> [WORK TO COMPLETE] Reproduce every record below exactly as written, but leave out any pictures.

[Data entries]
───
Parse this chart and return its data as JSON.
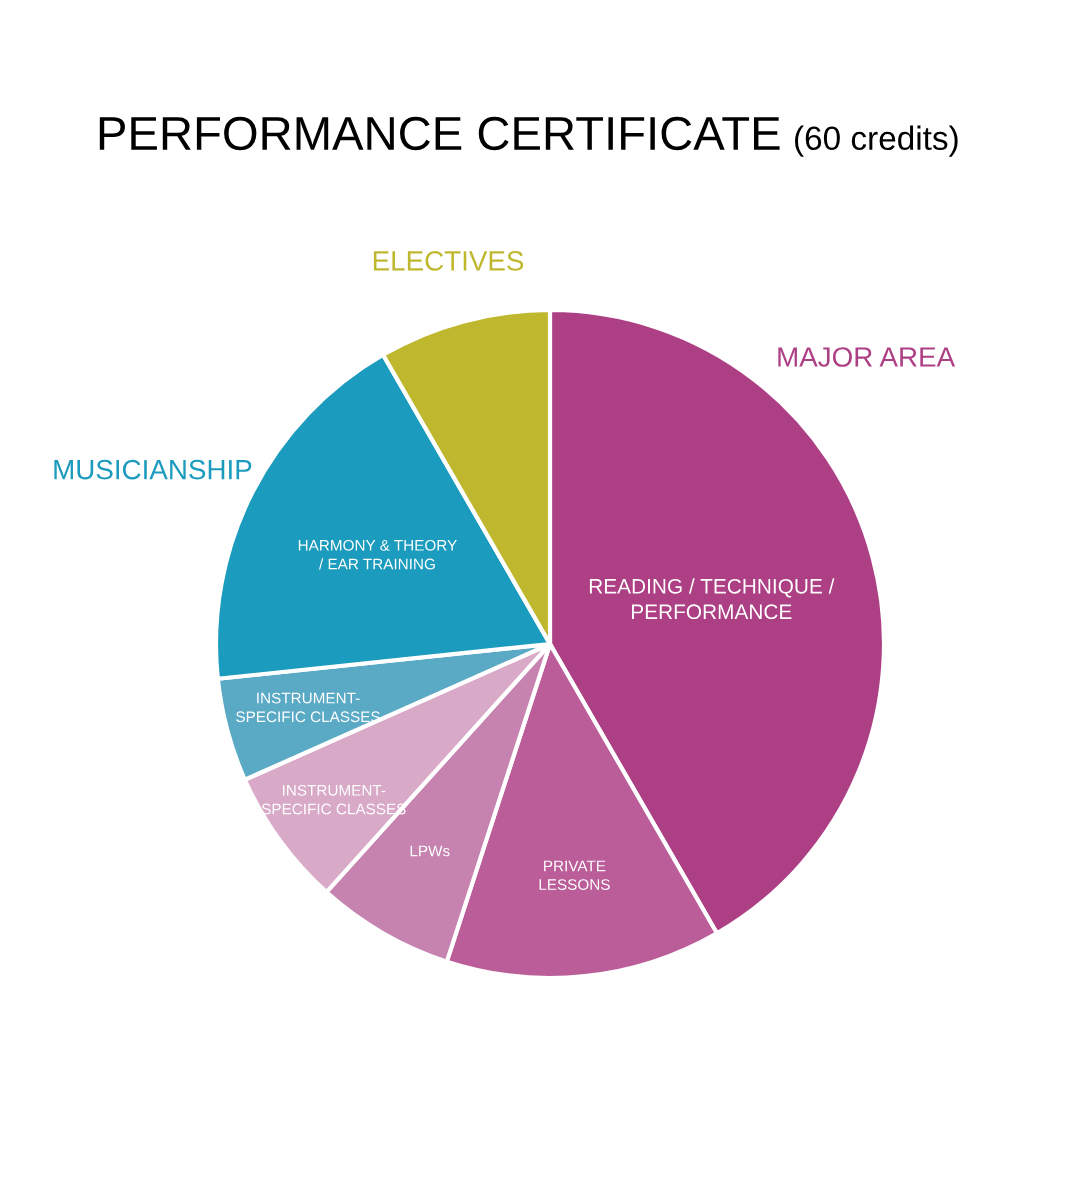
{
  "chart_data": {
    "type": "pie",
    "title": "PERFORMANCE CERTIFICATE",
    "subtitle": "(60 credits)",
    "categories": [
      "READING / TECHNIQUE /\nPERFORMANCE",
      "PRIVATE\nLESSONS",
      "LPWs",
      "INSTRUMENT-\nSPECIFIC CLASSES",
      "INSTRUMENT-\nSPECIFIC CLASSES",
      "HARMONY & THEORY\n/ EAR TRAINING",
      "ELECTIVES"
    ],
    "values": [
      41.67,
      13.33,
      6.67,
      6.67,
      5,
      18.33,
      8.33
    ],
    "colors": [
      "#ad3f84",
      "#bb5d98",
      "#c783b0",
      "#d9a9c8",
      "#5aaac6",
      "#1b9bbd",
      "#bfb82f"
    ],
    "annotations": [
      "MAJOR AREA",
      "MUSICIANSHIP"
    ],
    "legend": false
  }
}
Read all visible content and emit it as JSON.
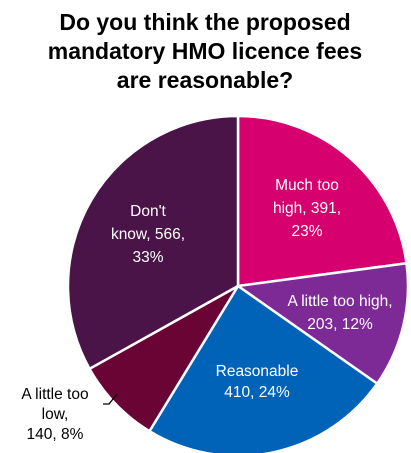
{
  "chart_data": {
    "type": "pie",
    "title_lines": [
      "Do you think the proposed",
      "mandatory HMO licence fees",
      "are reasonable?"
    ],
    "start_angle_deg": 0,
    "direction": "clockwise",
    "slices": [
      {
        "name": "Much too high",
        "value": 391,
        "percent": 23,
        "color": "#D6006E",
        "label_lines": [
          "Much too",
          "high, 391,",
          "23%"
        ],
        "label_color": "#FFFFFF"
      },
      {
        "name": "A little too high",
        "value": 203,
        "percent": 12,
        "color": "#7E2A96",
        "label_lines": [
          "A little too high,",
          "203, 12%"
        ],
        "label_color": "#FFFFFF"
      },
      {
        "name": "Reasonable",
        "value": 410,
        "percent": 24,
        "color": "#0063B8",
        "label_lines": [
          "Reasonable",
          "410, 24%"
        ],
        "label_color": "#FFFFFF"
      },
      {
        "name": "A little too low",
        "value": 140,
        "percent": 8,
        "color": "#6A0435",
        "label_lines": [
          "A little too",
          "low,",
          "140, 8%"
        ],
        "label_color": "#000000"
      },
      {
        "name": "Don't know",
        "value": 566,
        "percent": 33,
        "color": "#4A1448",
        "label_lines": [
          "Don't",
          "know, 566,",
          "33%"
        ],
        "label_color": "#FFFFFF"
      }
    ]
  }
}
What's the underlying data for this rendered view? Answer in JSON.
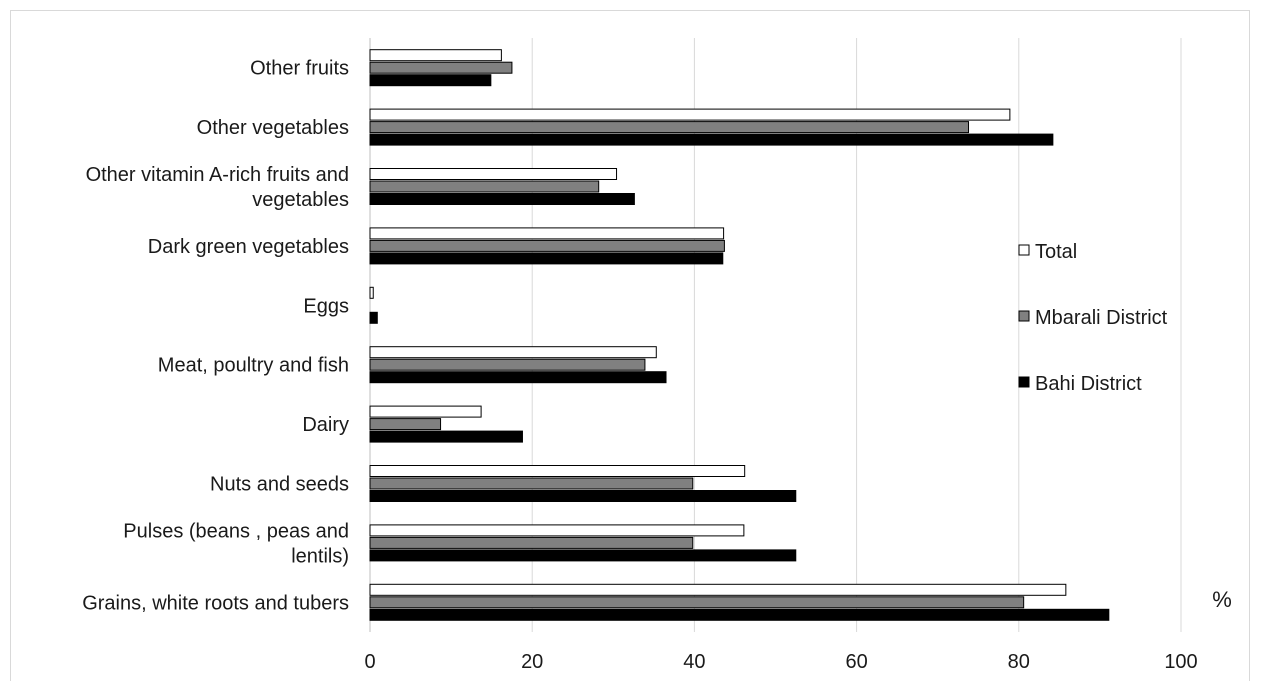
{
  "chart_data": {
    "type": "bar",
    "orientation": "horizontal",
    "categories": [
      "Other fruits",
      "Other vegetables",
      "Other vitamin A-rich fruits and vegetables",
      "Dark green vegetables",
      "Eggs",
      "Meat, poultry and fish",
      "Dairy",
      "Nuts and seeds",
      "Pulses (beans , peas and lentils)",
      "Grains, white roots and tubers"
    ],
    "category_lines": [
      [
        "Other fruits"
      ],
      [
        "Other vegetables"
      ],
      [
        "Other vitamin A-rich fruits and",
        "vegetables"
      ],
      [
        "Dark green vegetables"
      ],
      [
        "Eggs"
      ],
      [
        "Meat, poultry and fish"
      ],
      [
        "Dairy"
      ],
      [
        "Nuts and seeds"
      ],
      [
        "Pulses (beans , peas and",
        "lentils)"
      ],
      [
        "Grains, white roots and tubers"
      ]
    ],
    "series": [
      {
        "name": "Total",
        "color": "#ffffff",
        "stroke": "#000000",
        "values": [
          16.2,
          78.9,
          30.4,
          43.6,
          0.4,
          35.3,
          13.7,
          46.2,
          46.1,
          85.8
        ]
      },
      {
        "name": "Mbarali District",
        "color": "#808080",
        "stroke": "#000000",
        "values": [
          17.5,
          73.8,
          28.2,
          43.7,
          0,
          33.9,
          8.7,
          39.8,
          39.8,
          80.6
        ]
      },
      {
        "name": "Bahi District",
        "color": "#000000",
        "stroke": "#000000",
        "values": [
          14.9,
          84.2,
          32.6,
          43.5,
          0.9,
          36.5,
          18.8,
          52.5,
          52.5,
          91.1
        ]
      }
    ],
    "xlim": [
      0,
      100
    ],
    "xticks": [
      0,
      20,
      40,
      60,
      80,
      100
    ],
    "xlabel": "%",
    "grid": true,
    "legend_position": "right"
  }
}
───
> [FINISHED ANSWER]
Parse this chart and return its data as JSON.
{
  "chart_data": {
    "type": "pie",
    "title": "PERFORMANCE CERTIFICATE",
    "subtitle": "(60 credits)",
    "categories": [
      "READING / TECHNIQUE /\nPERFORMANCE",
      "PRIVATE\nLESSONS",
      "LPWs",
      "INSTRUMENT-\nSPECIFIC CLASSES",
      "INSTRUMENT-\nSPECIFIC CLASSES",
      "HARMONY & THEORY\n/ EAR TRAINING",
      "ELECTIVES"
    ],
    "values": [
      41.67,
      13.33,
      6.67,
      6.67,
      5,
      18.33,
      8.33
    ],
    "colors": [
      "#ad3f84",
      "#bb5d98",
      "#c783b0",
      "#d9a9c8",
      "#5aaac6",
      "#1b9bbd",
      "#bfb82f"
    ],
    "annotations": [
      "MAJOR AREA",
      "MUSICIANSHIP"
    ],
    "legend": false
  }
}
Read all visible content and emit it as JSON.
{
  "chart_data": {
    "type": "pie",
    "title_lines": [
      "Do you think the proposed",
      "mandatory HMO licence fees",
      "are reasonable?"
    ],
    "start_angle_deg": 0,
    "direction": "clockwise",
    "slices": [
      {
        "name": "Much too high",
        "value": 391,
        "percent": 23,
        "color": "#D6006E",
        "label_lines": [
          "Much too",
          "high, 391,",
          "23%"
        ],
        "label_color": "#FFFFFF"
      },
      {
        "name": "A little too high",
        "value": 203,
        "percent": 12,
        "color": "#7E2A96",
        "label_lines": [
          "A little too high,",
          "203, 12%"
        ],
        "label_color": "#FFFFFF"
      },
      {
        "name": "Reasonable",
        "value": 410,
        "percent": 24,
        "color": "#0063B8",
        "label_lines": [
          "Reasonable",
          "410, 24%"
        ],
        "label_color": "#FFFFFF"
      },
      {
        "name": "A little too low",
        "value": 140,
        "percent": 8,
        "color": "#6A0435",
        "label_lines": [
          "A little too",
          "low,",
          "140, 8%"
        ],
        "label_color": "#000000"
      },
      {
        "name": "Don't know",
        "value": 566,
        "percent": 33,
        "color": "#4A1448",
        "label_lines": [
          "Don't",
          "know, 566,",
          "33%"
        ],
        "label_color": "#FFFFFF"
      }
    ]
  }
}
What's the underlying data for this rendered view? Answer in JSON.
{
  "chart_data": {
    "type": "bar",
    "orientation": "horizontal",
    "categories": [
      "Other fruits",
      "Other vegetables",
      "Other vitamin A-rich fruits and vegetables",
      "Dark green vegetables",
      "Eggs",
      "Meat, poultry and fish",
      "Dairy",
      "Nuts and seeds",
      "Pulses (beans , peas and lentils)",
      "Grains, white roots and tubers"
    ],
    "category_lines": [
      [
        "Other fruits"
      ],
      [
        "Other vegetables"
      ],
      [
        "Other vitamin A-rich fruits and",
        "vegetables"
      ],
      [
        "Dark green vegetables"
      ],
      [
        "Eggs"
      ],
      [
        "Meat, poultry and fish"
      ],
      [
        "Dairy"
      ],
      [
        "Nuts and seeds"
      ],
      [
        "Pulses (beans , peas and",
        "lentils)"
      ],
      [
        "Grains, white roots and tubers"
      ]
    ],
    "series": [
      {
        "name": "Total",
        "color": "#ffffff",
        "stroke": "#000000",
        "values": [
          16.2,
          78.9,
          30.4,
          43.6,
          0.4,
          35.3,
          13.7,
          46.2,
          46.1,
          85.8
        ]
      },
      {
        "name": "Mbarali District",
        "color": "#808080",
        "stroke": "#000000",
        "values": [
          17.5,
          73.8,
          28.2,
          43.7,
          0,
          33.9,
          8.7,
          39.8,
          39.8,
          80.6
        ]
      },
      {
        "name": "Bahi District",
        "color": "#000000",
        "stroke": "#000000",
        "values": [
          14.9,
          84.2,
          32.6,
          43.5,
          0.9,
          36.5,
          18.8,
          52.5,
          52.5,
          91.1
        ]
      }
    ],
    "xlim": [
      0,
      100
    ],
    "xticks": [
      0,
      20,
      40,
      60,
      80,
      100
    ],
    "xlabel": "%",
    "grid": true,
    "legend_position": "right"
  }
}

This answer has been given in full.